**THE EXERCISE**: Look through the records and report how many lines include the word "BERT", with no other words.

Records from a collection of figures:
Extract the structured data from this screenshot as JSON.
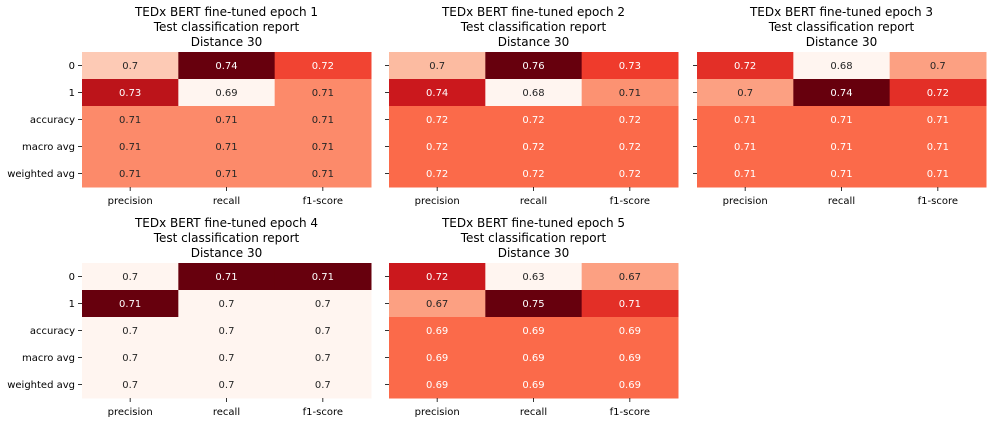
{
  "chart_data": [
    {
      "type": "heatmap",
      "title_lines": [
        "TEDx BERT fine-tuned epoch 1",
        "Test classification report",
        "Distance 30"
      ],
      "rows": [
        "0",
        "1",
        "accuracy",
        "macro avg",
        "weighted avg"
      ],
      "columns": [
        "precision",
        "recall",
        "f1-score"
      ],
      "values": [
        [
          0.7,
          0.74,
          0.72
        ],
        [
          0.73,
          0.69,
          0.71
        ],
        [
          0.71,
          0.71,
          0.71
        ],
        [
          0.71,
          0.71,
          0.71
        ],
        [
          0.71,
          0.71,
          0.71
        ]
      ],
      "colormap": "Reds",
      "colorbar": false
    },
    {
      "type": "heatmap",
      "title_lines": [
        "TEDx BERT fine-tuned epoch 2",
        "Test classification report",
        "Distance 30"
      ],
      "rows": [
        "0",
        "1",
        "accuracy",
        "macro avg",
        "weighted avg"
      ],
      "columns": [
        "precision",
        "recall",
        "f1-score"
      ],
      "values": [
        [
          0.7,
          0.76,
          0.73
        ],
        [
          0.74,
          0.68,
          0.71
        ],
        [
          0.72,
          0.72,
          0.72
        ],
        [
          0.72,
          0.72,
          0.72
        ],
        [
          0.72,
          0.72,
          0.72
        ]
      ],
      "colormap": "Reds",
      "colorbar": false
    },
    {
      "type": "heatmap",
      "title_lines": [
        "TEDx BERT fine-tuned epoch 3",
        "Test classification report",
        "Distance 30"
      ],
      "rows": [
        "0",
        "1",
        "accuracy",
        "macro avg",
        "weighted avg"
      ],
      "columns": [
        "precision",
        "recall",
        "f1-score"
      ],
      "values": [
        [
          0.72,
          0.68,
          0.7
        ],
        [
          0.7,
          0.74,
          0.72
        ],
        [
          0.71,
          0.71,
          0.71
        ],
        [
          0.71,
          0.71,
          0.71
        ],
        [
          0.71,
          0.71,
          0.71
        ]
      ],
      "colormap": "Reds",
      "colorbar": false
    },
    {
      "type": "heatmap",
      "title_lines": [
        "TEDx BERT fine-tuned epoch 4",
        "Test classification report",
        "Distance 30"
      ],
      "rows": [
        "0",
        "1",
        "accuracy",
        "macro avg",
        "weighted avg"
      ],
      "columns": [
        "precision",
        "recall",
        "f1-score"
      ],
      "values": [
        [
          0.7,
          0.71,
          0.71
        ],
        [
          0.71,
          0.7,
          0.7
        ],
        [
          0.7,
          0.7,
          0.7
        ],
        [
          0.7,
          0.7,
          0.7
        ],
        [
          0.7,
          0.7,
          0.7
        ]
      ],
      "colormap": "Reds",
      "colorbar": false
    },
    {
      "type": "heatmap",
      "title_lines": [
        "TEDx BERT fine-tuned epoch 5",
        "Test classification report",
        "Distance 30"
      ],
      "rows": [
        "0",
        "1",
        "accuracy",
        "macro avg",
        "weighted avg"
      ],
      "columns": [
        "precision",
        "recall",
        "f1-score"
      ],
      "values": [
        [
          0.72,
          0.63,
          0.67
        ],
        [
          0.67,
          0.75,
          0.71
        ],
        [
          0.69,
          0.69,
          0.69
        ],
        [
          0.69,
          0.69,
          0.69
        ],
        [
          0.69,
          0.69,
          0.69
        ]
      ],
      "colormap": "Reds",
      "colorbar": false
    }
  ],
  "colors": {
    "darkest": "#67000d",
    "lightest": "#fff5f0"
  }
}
* * *
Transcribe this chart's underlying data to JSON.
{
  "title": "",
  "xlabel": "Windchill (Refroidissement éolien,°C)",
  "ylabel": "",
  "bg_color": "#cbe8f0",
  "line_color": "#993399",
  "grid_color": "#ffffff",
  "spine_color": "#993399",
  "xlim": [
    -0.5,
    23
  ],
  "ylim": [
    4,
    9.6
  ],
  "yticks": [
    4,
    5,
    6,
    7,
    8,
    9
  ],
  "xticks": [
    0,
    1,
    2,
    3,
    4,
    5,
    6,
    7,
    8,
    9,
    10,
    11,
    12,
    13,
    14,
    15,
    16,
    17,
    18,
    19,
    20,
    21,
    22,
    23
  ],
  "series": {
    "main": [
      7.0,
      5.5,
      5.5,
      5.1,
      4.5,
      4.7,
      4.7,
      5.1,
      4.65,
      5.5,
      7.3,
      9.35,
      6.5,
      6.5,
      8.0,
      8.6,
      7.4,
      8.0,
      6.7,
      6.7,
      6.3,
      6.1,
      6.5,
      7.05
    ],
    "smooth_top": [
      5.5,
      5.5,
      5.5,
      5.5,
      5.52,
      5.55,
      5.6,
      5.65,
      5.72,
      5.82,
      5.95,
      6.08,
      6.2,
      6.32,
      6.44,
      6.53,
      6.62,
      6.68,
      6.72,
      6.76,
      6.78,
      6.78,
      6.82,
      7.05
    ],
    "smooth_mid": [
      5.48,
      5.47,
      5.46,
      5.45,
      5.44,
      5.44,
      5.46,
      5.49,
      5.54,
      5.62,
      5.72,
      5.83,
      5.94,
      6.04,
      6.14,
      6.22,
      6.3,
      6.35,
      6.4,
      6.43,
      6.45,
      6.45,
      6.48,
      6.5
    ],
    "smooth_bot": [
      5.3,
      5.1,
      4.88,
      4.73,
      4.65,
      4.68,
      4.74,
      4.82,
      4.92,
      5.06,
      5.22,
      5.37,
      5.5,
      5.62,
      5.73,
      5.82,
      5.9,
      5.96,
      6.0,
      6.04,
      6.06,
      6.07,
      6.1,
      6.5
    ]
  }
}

**FINISHED EXERCISE**: 5